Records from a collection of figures
=====

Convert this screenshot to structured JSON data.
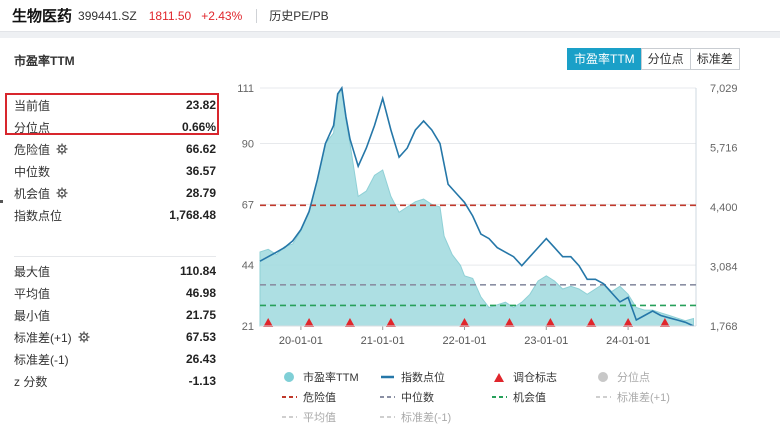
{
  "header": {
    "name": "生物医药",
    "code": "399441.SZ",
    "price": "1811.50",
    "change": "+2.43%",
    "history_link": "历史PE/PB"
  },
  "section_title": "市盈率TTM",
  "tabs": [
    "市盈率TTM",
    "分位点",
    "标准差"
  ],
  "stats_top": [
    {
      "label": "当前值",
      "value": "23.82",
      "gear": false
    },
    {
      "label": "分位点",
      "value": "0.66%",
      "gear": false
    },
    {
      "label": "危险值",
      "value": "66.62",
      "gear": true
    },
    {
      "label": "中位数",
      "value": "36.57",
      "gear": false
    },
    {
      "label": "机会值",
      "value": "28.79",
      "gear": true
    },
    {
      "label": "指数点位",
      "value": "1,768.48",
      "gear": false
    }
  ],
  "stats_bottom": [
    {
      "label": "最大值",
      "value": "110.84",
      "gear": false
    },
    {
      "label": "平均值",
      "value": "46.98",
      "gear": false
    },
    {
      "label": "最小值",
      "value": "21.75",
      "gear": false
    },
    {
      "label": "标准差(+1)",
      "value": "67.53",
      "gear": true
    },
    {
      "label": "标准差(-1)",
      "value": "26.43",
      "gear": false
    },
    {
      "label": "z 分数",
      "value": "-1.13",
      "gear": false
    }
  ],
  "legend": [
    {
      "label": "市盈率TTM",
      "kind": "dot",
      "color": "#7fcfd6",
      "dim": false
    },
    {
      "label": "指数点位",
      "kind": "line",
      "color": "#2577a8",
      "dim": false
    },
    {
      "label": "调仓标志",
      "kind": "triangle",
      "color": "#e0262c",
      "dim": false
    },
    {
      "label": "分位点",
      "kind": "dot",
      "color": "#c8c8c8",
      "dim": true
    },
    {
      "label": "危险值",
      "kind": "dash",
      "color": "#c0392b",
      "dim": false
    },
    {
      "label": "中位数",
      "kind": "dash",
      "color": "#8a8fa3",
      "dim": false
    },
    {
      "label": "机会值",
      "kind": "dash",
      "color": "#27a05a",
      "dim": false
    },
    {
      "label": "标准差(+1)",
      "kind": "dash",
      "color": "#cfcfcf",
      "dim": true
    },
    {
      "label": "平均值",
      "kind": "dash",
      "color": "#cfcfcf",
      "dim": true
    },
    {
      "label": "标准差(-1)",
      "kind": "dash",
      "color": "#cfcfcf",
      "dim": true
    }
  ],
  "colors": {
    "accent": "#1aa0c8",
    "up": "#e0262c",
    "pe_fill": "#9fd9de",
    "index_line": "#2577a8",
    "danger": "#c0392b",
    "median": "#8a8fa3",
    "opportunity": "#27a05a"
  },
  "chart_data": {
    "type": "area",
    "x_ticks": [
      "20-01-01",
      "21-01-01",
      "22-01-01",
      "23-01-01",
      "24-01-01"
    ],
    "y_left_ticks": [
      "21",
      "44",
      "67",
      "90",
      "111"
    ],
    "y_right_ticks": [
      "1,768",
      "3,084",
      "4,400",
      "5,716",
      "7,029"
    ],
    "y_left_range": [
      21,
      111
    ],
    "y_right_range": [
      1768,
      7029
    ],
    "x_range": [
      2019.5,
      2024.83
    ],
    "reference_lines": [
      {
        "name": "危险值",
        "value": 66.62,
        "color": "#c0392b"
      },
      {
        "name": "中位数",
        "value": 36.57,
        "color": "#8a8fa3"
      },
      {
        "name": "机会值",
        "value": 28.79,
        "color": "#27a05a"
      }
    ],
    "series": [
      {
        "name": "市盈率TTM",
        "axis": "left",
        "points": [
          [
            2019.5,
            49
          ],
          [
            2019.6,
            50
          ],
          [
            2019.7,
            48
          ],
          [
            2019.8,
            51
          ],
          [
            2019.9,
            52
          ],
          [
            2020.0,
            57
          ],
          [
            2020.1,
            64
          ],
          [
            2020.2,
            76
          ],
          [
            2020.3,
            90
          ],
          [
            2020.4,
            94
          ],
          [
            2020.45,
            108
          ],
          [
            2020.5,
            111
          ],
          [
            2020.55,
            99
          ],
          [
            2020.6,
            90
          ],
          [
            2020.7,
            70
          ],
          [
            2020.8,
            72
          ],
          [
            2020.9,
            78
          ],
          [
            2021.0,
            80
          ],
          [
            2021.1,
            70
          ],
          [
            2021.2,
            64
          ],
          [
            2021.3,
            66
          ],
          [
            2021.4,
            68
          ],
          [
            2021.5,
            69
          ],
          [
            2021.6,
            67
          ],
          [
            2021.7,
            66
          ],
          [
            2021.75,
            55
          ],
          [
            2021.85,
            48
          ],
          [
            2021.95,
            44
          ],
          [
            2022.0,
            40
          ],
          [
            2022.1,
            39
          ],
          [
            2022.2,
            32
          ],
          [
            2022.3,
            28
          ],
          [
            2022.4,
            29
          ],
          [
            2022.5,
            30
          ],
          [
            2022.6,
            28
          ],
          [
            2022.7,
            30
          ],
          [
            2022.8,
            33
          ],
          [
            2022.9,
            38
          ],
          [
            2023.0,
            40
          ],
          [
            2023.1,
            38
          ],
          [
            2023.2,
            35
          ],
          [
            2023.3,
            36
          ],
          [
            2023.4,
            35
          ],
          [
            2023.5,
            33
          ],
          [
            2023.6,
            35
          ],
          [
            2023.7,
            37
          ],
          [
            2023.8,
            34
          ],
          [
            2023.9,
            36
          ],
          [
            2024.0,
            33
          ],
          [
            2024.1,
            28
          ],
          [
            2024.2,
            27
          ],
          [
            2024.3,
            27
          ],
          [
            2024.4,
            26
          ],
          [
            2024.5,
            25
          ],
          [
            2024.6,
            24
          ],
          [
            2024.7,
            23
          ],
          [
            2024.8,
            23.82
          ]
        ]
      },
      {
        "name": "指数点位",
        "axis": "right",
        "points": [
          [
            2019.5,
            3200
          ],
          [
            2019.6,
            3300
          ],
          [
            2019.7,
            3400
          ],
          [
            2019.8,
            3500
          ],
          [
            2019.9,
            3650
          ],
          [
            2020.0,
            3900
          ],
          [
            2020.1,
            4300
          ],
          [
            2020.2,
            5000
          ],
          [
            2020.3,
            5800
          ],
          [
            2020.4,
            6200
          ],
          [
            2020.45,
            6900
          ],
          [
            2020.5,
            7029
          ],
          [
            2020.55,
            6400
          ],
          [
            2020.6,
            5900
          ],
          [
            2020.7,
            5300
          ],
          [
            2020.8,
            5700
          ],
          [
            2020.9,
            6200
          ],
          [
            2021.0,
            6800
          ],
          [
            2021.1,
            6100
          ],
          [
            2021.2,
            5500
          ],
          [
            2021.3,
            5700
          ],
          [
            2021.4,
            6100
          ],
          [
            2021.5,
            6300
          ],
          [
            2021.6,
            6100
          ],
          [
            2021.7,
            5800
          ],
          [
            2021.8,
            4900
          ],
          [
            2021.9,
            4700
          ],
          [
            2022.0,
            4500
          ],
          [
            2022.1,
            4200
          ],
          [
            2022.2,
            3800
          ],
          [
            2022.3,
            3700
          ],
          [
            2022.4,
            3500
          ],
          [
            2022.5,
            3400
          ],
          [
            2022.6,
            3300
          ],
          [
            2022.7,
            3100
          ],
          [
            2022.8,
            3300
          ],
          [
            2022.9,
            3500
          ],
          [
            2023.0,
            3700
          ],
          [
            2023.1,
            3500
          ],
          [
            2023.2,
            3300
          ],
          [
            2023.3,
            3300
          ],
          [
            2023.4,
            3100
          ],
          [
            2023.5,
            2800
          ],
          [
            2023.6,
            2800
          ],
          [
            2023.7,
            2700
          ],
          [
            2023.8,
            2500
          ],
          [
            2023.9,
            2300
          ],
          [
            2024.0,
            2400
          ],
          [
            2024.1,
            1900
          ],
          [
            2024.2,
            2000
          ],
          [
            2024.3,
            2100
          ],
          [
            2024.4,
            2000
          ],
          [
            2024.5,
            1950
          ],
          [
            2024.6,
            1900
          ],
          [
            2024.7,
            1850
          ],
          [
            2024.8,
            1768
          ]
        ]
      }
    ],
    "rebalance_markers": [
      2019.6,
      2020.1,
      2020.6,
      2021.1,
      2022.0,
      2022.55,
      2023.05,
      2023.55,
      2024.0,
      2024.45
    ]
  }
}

=====

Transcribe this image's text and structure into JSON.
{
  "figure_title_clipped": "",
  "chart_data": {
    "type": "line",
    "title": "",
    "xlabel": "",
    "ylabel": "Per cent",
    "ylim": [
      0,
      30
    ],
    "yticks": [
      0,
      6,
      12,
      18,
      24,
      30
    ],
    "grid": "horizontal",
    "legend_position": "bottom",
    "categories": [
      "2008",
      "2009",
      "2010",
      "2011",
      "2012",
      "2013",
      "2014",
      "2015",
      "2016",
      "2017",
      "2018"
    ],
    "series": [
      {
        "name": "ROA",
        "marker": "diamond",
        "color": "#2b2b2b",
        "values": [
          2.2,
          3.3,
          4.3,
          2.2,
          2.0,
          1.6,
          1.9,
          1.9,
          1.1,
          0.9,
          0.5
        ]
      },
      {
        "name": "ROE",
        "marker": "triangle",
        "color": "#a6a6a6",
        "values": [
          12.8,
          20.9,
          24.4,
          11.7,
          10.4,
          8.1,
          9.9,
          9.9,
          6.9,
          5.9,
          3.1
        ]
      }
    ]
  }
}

=====

To be done:
Each line in the listing above that contains "this" should be copied.

Answer to the problem:
Convert this screenshot to structured JSON data.
Transcribe this image's text and structure into JSON.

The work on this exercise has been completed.